#### [Your goal]
Are you able to retype all the records below exactly?
** start **
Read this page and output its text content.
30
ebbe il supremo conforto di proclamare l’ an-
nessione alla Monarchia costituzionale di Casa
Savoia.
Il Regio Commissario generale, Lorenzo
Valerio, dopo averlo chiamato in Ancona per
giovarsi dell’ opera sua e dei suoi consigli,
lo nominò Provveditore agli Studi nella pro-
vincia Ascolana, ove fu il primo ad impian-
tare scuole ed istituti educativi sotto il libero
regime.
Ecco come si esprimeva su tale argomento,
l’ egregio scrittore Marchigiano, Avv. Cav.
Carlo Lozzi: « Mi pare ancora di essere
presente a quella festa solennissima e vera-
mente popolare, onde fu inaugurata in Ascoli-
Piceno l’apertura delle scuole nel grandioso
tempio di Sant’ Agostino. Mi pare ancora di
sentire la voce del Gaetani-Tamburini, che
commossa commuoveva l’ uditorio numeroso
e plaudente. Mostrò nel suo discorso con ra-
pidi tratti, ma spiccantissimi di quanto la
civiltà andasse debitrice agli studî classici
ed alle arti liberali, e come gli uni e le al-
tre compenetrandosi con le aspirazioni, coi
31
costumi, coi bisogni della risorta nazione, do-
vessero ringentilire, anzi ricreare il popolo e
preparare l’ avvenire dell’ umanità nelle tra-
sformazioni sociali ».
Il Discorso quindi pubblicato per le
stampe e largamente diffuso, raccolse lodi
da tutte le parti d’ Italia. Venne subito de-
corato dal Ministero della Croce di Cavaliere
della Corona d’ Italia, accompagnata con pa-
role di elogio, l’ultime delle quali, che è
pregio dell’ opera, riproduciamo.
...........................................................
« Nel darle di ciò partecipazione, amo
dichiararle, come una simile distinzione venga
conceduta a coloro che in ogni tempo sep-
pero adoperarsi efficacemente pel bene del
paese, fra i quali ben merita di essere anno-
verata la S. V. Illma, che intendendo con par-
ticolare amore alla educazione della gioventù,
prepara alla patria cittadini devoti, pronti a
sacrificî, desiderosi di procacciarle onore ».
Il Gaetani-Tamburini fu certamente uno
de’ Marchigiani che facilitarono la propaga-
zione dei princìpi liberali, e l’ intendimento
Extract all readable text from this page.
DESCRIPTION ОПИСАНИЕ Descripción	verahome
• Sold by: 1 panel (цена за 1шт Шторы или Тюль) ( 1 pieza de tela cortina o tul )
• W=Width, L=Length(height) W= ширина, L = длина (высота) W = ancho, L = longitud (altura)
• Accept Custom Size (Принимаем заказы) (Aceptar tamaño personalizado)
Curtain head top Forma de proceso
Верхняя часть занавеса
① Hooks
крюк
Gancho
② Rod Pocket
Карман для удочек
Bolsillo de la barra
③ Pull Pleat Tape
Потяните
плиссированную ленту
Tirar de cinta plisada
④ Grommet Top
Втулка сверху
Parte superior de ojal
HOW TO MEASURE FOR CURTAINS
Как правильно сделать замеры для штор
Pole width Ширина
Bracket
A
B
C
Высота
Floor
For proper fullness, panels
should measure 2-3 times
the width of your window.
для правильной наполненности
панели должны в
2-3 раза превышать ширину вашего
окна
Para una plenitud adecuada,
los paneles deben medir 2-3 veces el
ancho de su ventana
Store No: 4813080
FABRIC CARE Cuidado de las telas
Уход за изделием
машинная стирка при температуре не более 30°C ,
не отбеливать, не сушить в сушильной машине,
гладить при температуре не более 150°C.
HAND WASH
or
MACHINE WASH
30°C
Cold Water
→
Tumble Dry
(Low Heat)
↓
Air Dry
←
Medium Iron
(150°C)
** end **
#### [Answer to the exercise]
Read this page and output its text content.
30
ebbe il supremo conforto di proclamare l’ an-
nessione alla Monarchia costituzionale di Casa
Savoia.
Il Regio Commissario generale, Lorenzo
Valerio, dopo averlo chiamato in Ancona per
giovarsi dell’ opera sua e dei suoi consigli,
lo nominò Provveditore agli Studi nella pro-
vincia Ascolana, ove fu il primo ad impian-
tare scuole ed istituti educativi sotto il libero
regime.
Ecco come si esprimeva su tale argomento,
l’ egregio scrittore Marchigiano, Avv. Cav.
Carlo Lozzi: « Mi pare ancora di essere
presente a quella festa solennissima e vera-
mente popolare, onde fu inaugurata in Ascoli-
Piceno l’apertura delle scuole nel grandioso
tempio di Sant’ Agostino. Mi pare ancora di
sentire la voce del Gaetani-Tamburini, che
commossa commuoveva l’ uditorio numeroso
e plaudente. Mostrò nel suo discorso con ra-
pidi tratti, ma spiccantissimi di quanto la
civiltà andasse debitrice agli studî classici
ed alle arti liberali, e come gli uni e le al-
tre compenetrandosi con le aspirazioni, coi
31
costumi, coi bisogni della risorta nazione, do-
vessero ringentilire, anzi ricreare il popolo e
preparare l’ avvenire dell’ umanità nelle tra-
sformazioni sociali ».
Il Discorso quindi pubblicato per le
stampe e largamente diffuso, raccolse lodi
da tutte le parti d’ Italia. Venne subito de-
corato dal Ministero della Croce di Cavaliere
della Corona d’ Italia, accompagnata con pa-
role di elogio, l’ultime delle quali, che è
pregio dell’ opera, riproduciamo.
...........................................................
« Nel darle di ciò partecipazione, amo
dichiararle, come una simile distinzione venga
conceduta a coloro che in ogni tempo sep-
pero adoperarsi efficacemente pel bene del
paese, fra i quali ben merita di essere anno-
verata la S. V. Illma, che intendendo con par-
ticolare amore alla educazione della gioventù,
prepara alla patria cittadini devoti, pronti a
sacrificî, desiderosi di procacciarle onore ».
Il Gaetani-Tamburini fu certamente uno
de’ Marchigiani che facilitarono la propaga-
zione dei princìpi liberali, e l’ intendimento
Extract all readable text from this page.
DESCRIPTION ОПИСАНИЕ Descripción	verahome
• Sold by: 1 panel (цена за 1шт Шторы или Тюль) ( 1 pieza de tela cortina o tul )
• W=Width, L=Length(height) W= ширина, L = длина (высота) W = ancho, L = longitud (altura)
• Accept Custom Size (Принимаем заказы) (Aceptar tamaño personalizado)
Curtain head top Forma de proceso
Верхняя часть занавеса
① Hooks
крюк
Gancho
② Rod Pocket
Карман для удочек
Bolsillo de la barra
③ Pull Pleat Tape
Потяните
плиссированную ленту
Tirar de cinta plisada
④ Grommet Top
Втулка сверху
Parte superior de ojal
HOW TO MEASURE FOR CURTAINS
Как правильно сделать замеры для штор
Pole width Ширина
Bracket
A
B
C
Высота
Floor
For proper fullness, panels
should measure 2-3 times
the width of your window.
для правильной наполненности
панели должны в
2-3 раза превышать ширину вашего
окна
Para una plenitud adecuada,
los paneles deben medir 2-3 veces el
ancho de su ventana
Store No: 4813080
FABRIC CARE Cuidado de las telas
Уход за изделием
машинная стирка при температуре не более 30°C ,
не отбеливать, не сушить в сушильной машине,
гладить при температуре не более 150°C.
HAND WASH
or
MACHINE WASH
30°C
Cold Water
→
Tumble Dry
(Low Heat)
↓
Air Dry
←
Medium Iron
(150°C)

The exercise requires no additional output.